Short exercise:
Copy every line from the records below that holds the word "catalina".

--- Start of Input material ---

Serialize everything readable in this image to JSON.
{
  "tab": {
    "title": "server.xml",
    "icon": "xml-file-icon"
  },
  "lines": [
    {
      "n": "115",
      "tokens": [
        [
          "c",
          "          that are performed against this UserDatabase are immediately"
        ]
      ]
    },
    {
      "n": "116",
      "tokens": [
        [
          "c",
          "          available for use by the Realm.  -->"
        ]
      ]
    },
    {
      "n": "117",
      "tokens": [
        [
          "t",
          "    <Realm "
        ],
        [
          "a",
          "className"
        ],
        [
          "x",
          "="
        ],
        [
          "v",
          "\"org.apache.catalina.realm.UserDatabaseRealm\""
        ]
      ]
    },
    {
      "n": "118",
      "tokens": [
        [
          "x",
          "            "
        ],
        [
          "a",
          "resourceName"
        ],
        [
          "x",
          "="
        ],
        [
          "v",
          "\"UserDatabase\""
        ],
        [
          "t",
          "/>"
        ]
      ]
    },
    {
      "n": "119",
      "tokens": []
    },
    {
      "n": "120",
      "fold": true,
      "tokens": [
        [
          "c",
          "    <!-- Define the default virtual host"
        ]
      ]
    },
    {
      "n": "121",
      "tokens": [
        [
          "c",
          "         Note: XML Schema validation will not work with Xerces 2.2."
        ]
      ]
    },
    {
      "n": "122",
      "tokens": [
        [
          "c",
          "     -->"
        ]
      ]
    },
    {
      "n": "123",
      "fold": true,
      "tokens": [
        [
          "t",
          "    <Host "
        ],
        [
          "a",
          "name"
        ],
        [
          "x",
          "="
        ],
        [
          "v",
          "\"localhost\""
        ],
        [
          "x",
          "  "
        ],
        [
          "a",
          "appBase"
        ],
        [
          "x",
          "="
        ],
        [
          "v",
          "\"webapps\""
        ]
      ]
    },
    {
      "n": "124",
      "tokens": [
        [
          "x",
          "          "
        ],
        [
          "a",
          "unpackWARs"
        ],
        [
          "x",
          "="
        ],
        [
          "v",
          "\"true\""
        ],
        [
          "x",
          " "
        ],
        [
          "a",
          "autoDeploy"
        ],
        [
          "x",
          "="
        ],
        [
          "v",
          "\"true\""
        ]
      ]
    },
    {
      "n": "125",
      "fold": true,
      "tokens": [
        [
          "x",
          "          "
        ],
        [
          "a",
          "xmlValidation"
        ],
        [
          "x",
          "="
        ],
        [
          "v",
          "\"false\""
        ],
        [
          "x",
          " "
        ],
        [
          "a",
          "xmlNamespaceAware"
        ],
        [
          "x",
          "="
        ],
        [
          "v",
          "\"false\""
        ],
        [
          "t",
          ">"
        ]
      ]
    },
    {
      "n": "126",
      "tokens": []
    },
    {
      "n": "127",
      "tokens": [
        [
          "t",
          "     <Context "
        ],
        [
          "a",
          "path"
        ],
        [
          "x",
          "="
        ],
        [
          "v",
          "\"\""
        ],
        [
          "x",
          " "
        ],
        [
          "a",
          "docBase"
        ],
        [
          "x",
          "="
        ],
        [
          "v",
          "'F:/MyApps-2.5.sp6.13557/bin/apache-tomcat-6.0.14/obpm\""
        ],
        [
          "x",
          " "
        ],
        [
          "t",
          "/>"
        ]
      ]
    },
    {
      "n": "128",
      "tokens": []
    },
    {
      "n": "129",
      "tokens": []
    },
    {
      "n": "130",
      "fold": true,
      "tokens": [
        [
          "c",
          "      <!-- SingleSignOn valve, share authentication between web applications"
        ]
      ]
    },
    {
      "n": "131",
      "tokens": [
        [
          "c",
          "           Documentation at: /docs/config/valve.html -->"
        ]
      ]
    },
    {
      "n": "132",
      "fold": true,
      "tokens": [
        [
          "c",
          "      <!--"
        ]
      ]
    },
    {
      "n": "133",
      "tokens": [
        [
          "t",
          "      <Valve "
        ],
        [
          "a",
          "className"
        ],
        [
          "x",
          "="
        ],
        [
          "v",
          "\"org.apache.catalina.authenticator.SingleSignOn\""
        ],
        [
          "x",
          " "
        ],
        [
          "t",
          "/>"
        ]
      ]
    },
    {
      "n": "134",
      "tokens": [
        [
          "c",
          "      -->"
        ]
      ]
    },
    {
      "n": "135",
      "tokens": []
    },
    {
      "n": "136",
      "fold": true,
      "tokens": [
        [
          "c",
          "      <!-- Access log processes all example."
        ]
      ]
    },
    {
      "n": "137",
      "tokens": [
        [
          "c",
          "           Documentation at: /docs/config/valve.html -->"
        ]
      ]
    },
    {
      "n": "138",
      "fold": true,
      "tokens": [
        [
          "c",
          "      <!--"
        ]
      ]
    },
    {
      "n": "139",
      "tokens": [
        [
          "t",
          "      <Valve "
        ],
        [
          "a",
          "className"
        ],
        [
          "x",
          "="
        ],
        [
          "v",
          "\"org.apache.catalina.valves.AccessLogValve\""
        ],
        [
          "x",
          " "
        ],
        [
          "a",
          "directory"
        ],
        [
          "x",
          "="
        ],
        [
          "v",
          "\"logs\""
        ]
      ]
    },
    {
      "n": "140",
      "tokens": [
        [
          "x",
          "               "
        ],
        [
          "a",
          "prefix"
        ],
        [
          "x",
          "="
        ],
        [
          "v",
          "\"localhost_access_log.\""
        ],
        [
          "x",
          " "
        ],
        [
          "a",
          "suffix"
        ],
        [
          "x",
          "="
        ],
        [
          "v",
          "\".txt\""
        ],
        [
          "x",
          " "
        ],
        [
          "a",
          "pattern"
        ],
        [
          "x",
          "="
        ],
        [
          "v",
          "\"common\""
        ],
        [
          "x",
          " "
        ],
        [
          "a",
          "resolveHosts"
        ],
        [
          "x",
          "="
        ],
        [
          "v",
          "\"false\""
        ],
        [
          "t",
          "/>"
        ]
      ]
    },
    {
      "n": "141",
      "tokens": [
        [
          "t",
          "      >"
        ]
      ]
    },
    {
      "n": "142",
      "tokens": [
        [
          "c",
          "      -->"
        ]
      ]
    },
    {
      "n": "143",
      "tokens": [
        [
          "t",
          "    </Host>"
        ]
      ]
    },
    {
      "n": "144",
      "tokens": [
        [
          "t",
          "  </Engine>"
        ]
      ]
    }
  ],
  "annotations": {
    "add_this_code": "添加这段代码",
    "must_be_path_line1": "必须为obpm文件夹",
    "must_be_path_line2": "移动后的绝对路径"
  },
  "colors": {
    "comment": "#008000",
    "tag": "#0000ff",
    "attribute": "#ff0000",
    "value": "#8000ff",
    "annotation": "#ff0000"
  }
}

--- End of Input material ---

Final answer:
          "\"org.apache.catalina.realm.UserDatabaseRealm\""
          "\"org.apache.catalina.authenticator.SingleSignOn\""
          "\"org.apache.catalina.valves.AccessLogValve\""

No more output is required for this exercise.